**WHAT TO DO**
Pictures do not belong in the copy; quote every entry below exactly.

** start SOURCE DATA **

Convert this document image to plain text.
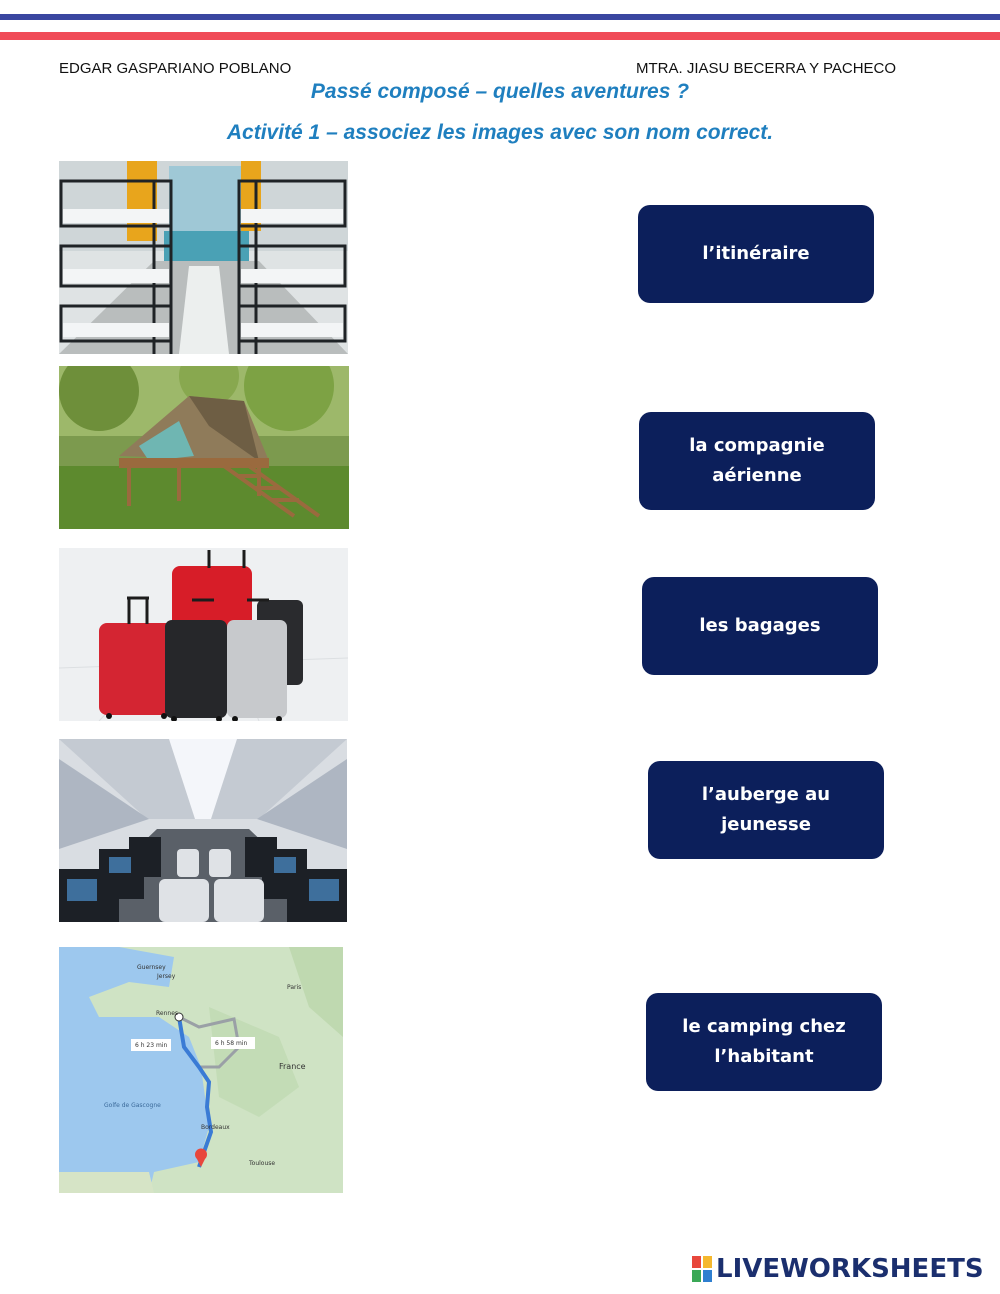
EDGAR GASPARIANO POBLANO	MTRA. JIASU BECERRA Y PACHECO
Passé composé – quelles aventures ?
Activité 1 – associez les images avec son nom correct.
6 h 23 min	6 h 58 min
Guernsey
Jersey
Paris
Rennes
France
Golfe de Gascogne
Bordeaux
Toulouse
l’itinéraire
la compagnie
aérienne
les bagages
l’auberge au
jeunesse
le camping chez
l’habitant
LIVEWORKSHEETS
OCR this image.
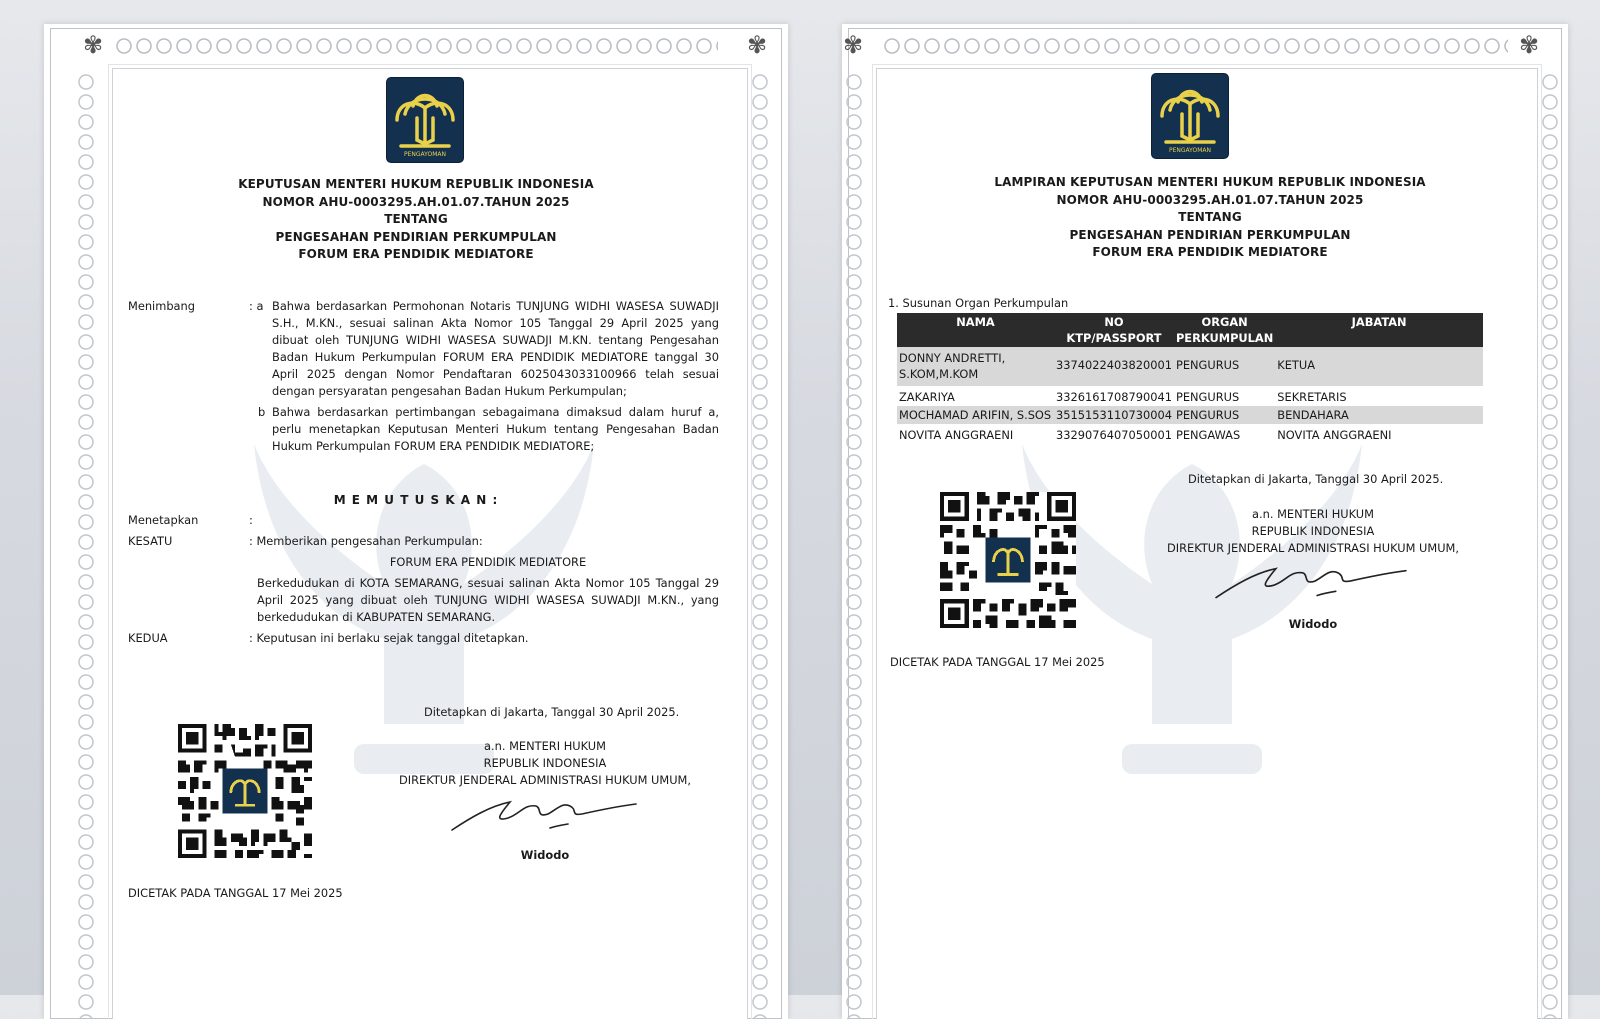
✾	✾
PENGAYOMAN
KEPUTUSAN MENTERI HUKUM REPUBLIK INDONESIA
NOMOR AHU-0003295.AH.01.07.TAHUN 2025
TENTANG
PENGESAHAN PENDIRIAN PERKUMPULAN
FORUM ERA PENDIDIK MEDIATORE
Menimbang	: a Bahwa berdasarkan Permohonan Notaris TUNJUNG WIDHI WASESA SUWADJI S.H., M.KN., sesuai salinan Akta Nomor 105 Tanggal 29 April 2025 yang dibuat oleh TUNJUNG WIDHI WASESA SUWADJI M.KN. tentang Pengesahan Badan Hukum Perkumpulan FORUM ERA PENDIDIK MEDIATORE tanggal 30 April 2025 dengan Nomor Pendaftaran 6025043033100966 telah sesuai dengan persyaratan pengesahan Badan Hukum Perkumpulan;
b Bahwa berdasarkan pertimbangan sebagaimana dimaksud dalam huruf a, perlu menetapkan Keputusan Menteri Hukum tentang Pengesahan Badan Hukum Perkumpulan FORUM ERA PENDIDIK MEDIATORE;
M E M U T U S K A N :
Menetapkan	:
KESATU	: Memberikan pengesahan Perkumpulan:
FORUM ERA PENDIDIK MEDIATORE
Berkedudukan di KOTA SEMARANG, sesuai salinan Akta Nomor 105 Tanggal 29 April 2025 yang dibuat oleh TUNJUNG WIDHI WASESA SUWADJI M.KN., yang berkedudukan di KABUPATEN SEMARANG.
KEDUA	: Keputusan ini berlaku sejak tanggal ditetapkan.
Ditetapkan di Jakarta, Tanggal 30 April 2025.
a.n. MENTERI HUKUM
REPUBLIK INDONESIA
DIREKTUR JENDERAL ADMINISTRASI HUKUM UMUM,
Widodo
DICETAK PADA TANGGAL 17 Mei 2025
✾	✾
PENGAYOMAN
LAMPIRAN KEPUTUSAN MENTERI HUKUM REPUBLIK INDONESIA
NOMOR AHU-0003295.AH.01.07.TAHUN 2025
TENTANG
PENGESAHAN PENDIRIAN PERKUMPULAN
FORUM ERA PENDIDIK MEDIATORE
1. Susunan Organ Perkumpulan
NAMA	NO KTP/PASSPORT	ORGAN PERKUMPULAN	JABATAN
DONNY ANDRETTI, S.KOM,M.KOM	3374022403820001	PENGURUS	KETUA
ZAKARIYA	3326161708790041	PENGURUS	SEKRETARIS
MOCHAMAD ARIFIN, S.SOS	3515153110730004	PENGURUS	BENDAHARA
NOVITA ANGGRAENI	3329076407050001	PENGAWAS	NOVITA ANGGRAENI
Ditetapkan di Jakarta, Tanggal 30 April 2025.
a.n. MENTERI HUKUM
REPUBLIK INDONESIA
DIREKTUR JENDERAL ADMINISTRASI HUKUM UMUM,
Widodo
DICETAK PADA TANGGAL 17 Mei 2025
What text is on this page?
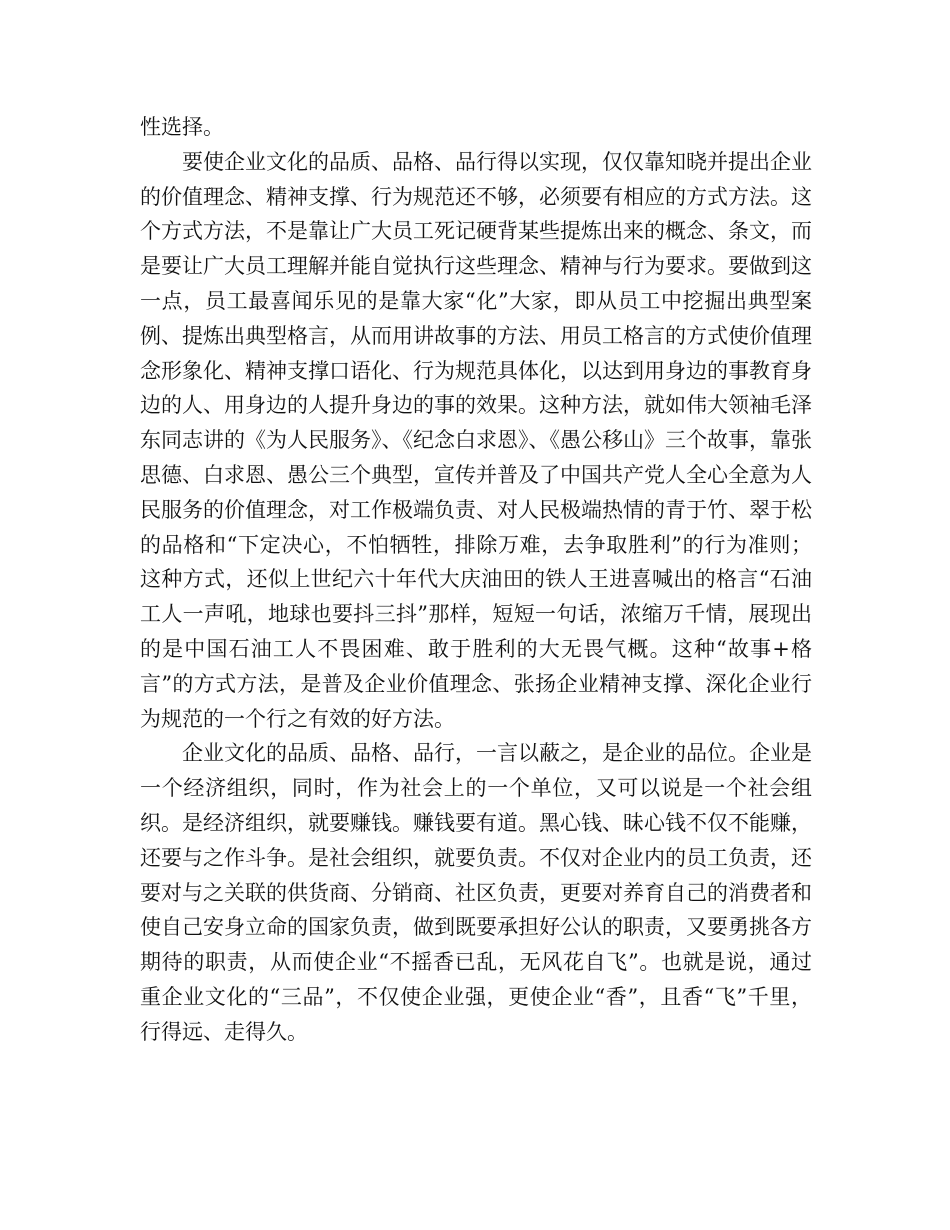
性选择。

要使企业文化的品质、品格、品行得以实现，仅仅靠知晓并提出企业的价值理念、精神支撑、行为规范还不够，必须要有相应的方式方法。这个方式方法，不是靠让广大员工死记硬背某些提炼出来的概念、条文，而是要让广大员工理解并能自觉执行这些理念、精神与行为要求。要做到这一点，员工最喜闻乐见的是靠大家“化”大家，即从员工中挖掘出典型案例、提炼出典型格言，从而用讲故事的方法、用员工格言的方式使价值理念形象化、精神支撑口语化、行为规范具体化，以达到用身边的事教育身边的人、用身边的人提升身边的事的效果。这种方法，就如伟大领袖毛泽东同志讲的《为人民服务》、《纪念白求恩》、《愚公移山》三个故事，靠张思德、白求恩、愚公三个典型，宣传并普及了中国共产党人全心全意为人民服务的价值理念，对工作极端负责、对人民极端热情的青于竹、翠于松的品格和“下定决心，不怕牺牲，排除万难，去争取胜利”的行为准则；这种方式，还似上世纪六十年代大庆油田的铁人王进喜喊出的格言“石油工人一声吼，地球也要抖三抖”那样，短短一句话，浓缩万千情，展现出的是中国石油工人不畏困难、敢于胜利的大无畏气概。这种“故事+格言”的方式方法，是普及企业价值理念、张扬企业精神支撑、深化企业行为规范的一个行之有效的好方法。

企业文化的品质、品格、品行，一言以蔽之，是企业的品位。企业是一个经济组织，同时，作为社会上的一个单位，又可以说是一个社会组织。是经济组织，就要赚钱。赚钱要有道。黑心钱、昧心钱不仅不能赚，还要与之作斗争。是社会组织，就要负责。不仅对企业内的员工负责，还要对与之关联的供货商、分销商、社区负责，更要对养育自己的消费者和使自己安身立命的国家负责，做到既要承担好公认的职责，又要勇挑各方期待的职责，从而使企业“不摇香已乱，无风花自飞”。也就是说，通过重企业文化的“三品”，不仅使企业强，更使企业“香”，且香“飞”千里，行得远、走得久。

** end SOURCE DATA **

**EXERCISE RESULT**
Convert this document image to plain text.
EDGAR GASPARIANO POBLANO	MTRA. JIASU BECERRA Y PACHECO
Passé composé – quelles aventures ?
Activité 1 – associez les images avec son nom correct.
6 h 23 min	6 h 58 min
Guernsey
Jersey
Paris
Rennes
France
Golfe de Gascogne
Bordeaux
Toulouse
l’itinéraire
la compagnie
aérienne
les bagages
l’auberge au
jeunesse
le camping chez
l’habitant
LIVEWORKSHEETS
OCR this image.
✾	✾
PENGAYOMAN
KEPUTUSAN MENTERI HUKUM REPUBLIK INDONESIA
NOMOR AHU-0003295.AH.01.07.TAHUN 2025
TENTANG
PENGESAHAN PENDIRIAN PERKUMPULAN
FORUM ERA PENDIDIK MEDIATORE
Menimbang	: a Bahwa berdasarkan Permohonan Notaris TUNJUNG WIDHI WASESA SUWADJI S.H., M.KN., sesuai salinan Akta Nomor 105 Tanggal 29 April 2025 yang dibuat oleh TUNJUNG WIDHI WASESA SUWADJI M.KN. tentang Pengesahan Badan Hukum Perkumpulan FORUM ERA PENDIDIK MEDIATORE tanggal 30 April 2025 dengan Nomor Pendaftaran 6025043033100966 telah sesuai dengan persyaratan pengesahan Badan Hukum Perkumpulan;
b Bahwa berdasarkan pertimbangan sebagaimana dimaksud dalam huruf a, perlu menetapkan Keputusan Menteri Hukum tentang Pengesahan Badan Hukum Perkumpulan FORUM ERA PENDIDIK MEDIATORE;
M E M U T U S K A N :
Menetapkan	:
KESATU	: Memberikan pengesahan Perkumpulan:
FORUM ERA PENDIDIK MEDIATORE
Berkedudukan di KOTA SEMARANG, sesuai salinan Akta Nomor 105 Tanggal 29 April 2025 yang dibuat oleh TUNJUNG WIDHI WASESA SUWADJI M.KN., yang berkedudukan di KABUPATEN SEMARANG.
KEDUA	: Keputusan ini berlaku sejak tanggal ditetapkan.
Ditetapkan di Jakarta, Tanggal 30 April 2025.
a.n. MENTERI HUKUM
REPUBLIK INDONESIA
DIREKTUR JENDERAL ADMINISTRASI HUKUM UMUM,
Widodo
DICETAK PADA TANGGAL 17 Mei 2025
✾	✾
PENGAYOMAN
LAMPIRAN KEPUTUSAN MENTERI HUKUM REPUBLIK INDONESIA
NOMOR AHU-0003295.AH.01.07.TAHUN 2025
TENTANG
PENGESAHAN PENDIRIAN PERKUMPULAN
FORUM ERA PENDIDIK MEDIATORE
1. Susunan Organ Perkumpulan
NAMA	NO KTP/PASSPORT	ORGAN PERKUMPULAN	JABATAN
DONNY ANDRETTI, S.KOM,M.KOM	3374022403820001	PENGURUS	KETUA
ZAKARIYA	3326161708790041	PENGURUS	SEKRETARIS
MOCHAMAD ARIFIN, S.SOS	3515153110730004	PENGURUS	BENDAHARA
NOVITA ANGGRAENI	3329076407050001	PENGAWAS	NOVITA ANGGRAENI
Ditetapkan di Jakarta, Tanggal 30 April 2025.
a.n. MENTERI HUKUM
REPUBLIK INDONESIA
DIREKTUR JENDERAL ADMINISTRASI HUKUM UMUM,
Widodo
DICETAK PADA TANGGAL 17 Mei 2025
What text is on this page?
性选择。

要使企业文化的品质、品格、品行得以实现，仅仅靠知晓并提出企业的价值理念、精神支撑、行为规范还不够，必须要有相应的方式方法。这个方式方法，不是靠让广大员工死记硬背某些提炼出来的概念、条文，而是要让广大员工理解并能自觉执行这些理念、精神与行为要求。要做到这一点，员工最喜闻乐见的是靠大家“化”大家，即从员工中挖掘出典型案例、提炼出典型格言，从而用讲故事的方法、用员工格言的方式使价值理念形象化、精神支撑口语化、行为规范具体化，以达到用身边的事教育身边的人、用身边的人提升身边的事的效果。这种方法，就如伟大领袖毛泽东同志讲的《为人民服务》、《纪念白求恩》、《愚公移山》三个故事，靠张思德、白求恩、愚公三个典型，宣传并普及了中国共产党人全心全意为人民服务的价值理念，对工作极端负责、对人民极端热情的青于竹、翠于松的品格和“下定决心，不怕牺牲，排除万难，去争取胜利”的行为准则；这种方式，还似上世纪六十年代大庆油田的铁人王进喜喊出的格言“石油工人一声吼，地球也要抖三抖”那样，短短一句话，浓缩万千情，展现出的是中国石油工人不畏困难、敢于胜利的大无畏气概。这种“故事+格言”的方式方法，是普及企业价值理念、张扬企业精神支撑、深化企业行为规范的一个行之有效的好方法。

企业文化的品质、品格、品行，一言以蔽之，是企业的品位。企业是一个经济组织，同时，作为社会上的一个单位，又可以说是一个社会组织。是经济组织，就要赚钱。赚钱要有道。黑心钱、昧心钱不仅不能赚，还要与之作斗争。是社会组织，就要负责。不仅对企业内的员工负责，还要对与之关联的供货商、分销商、社区负责，更要对养育自己的消费者和使自己安身立命的国家负责，做到既要承担好公认的职责，又要勇挑各方期待的职责，从而使企业“不摇香已乱，无风花自飞”。也就是说，通过重企业文化的“三品”，不仅使企业强，更使企业“香”，且香“飞”千里，行得远、走得久。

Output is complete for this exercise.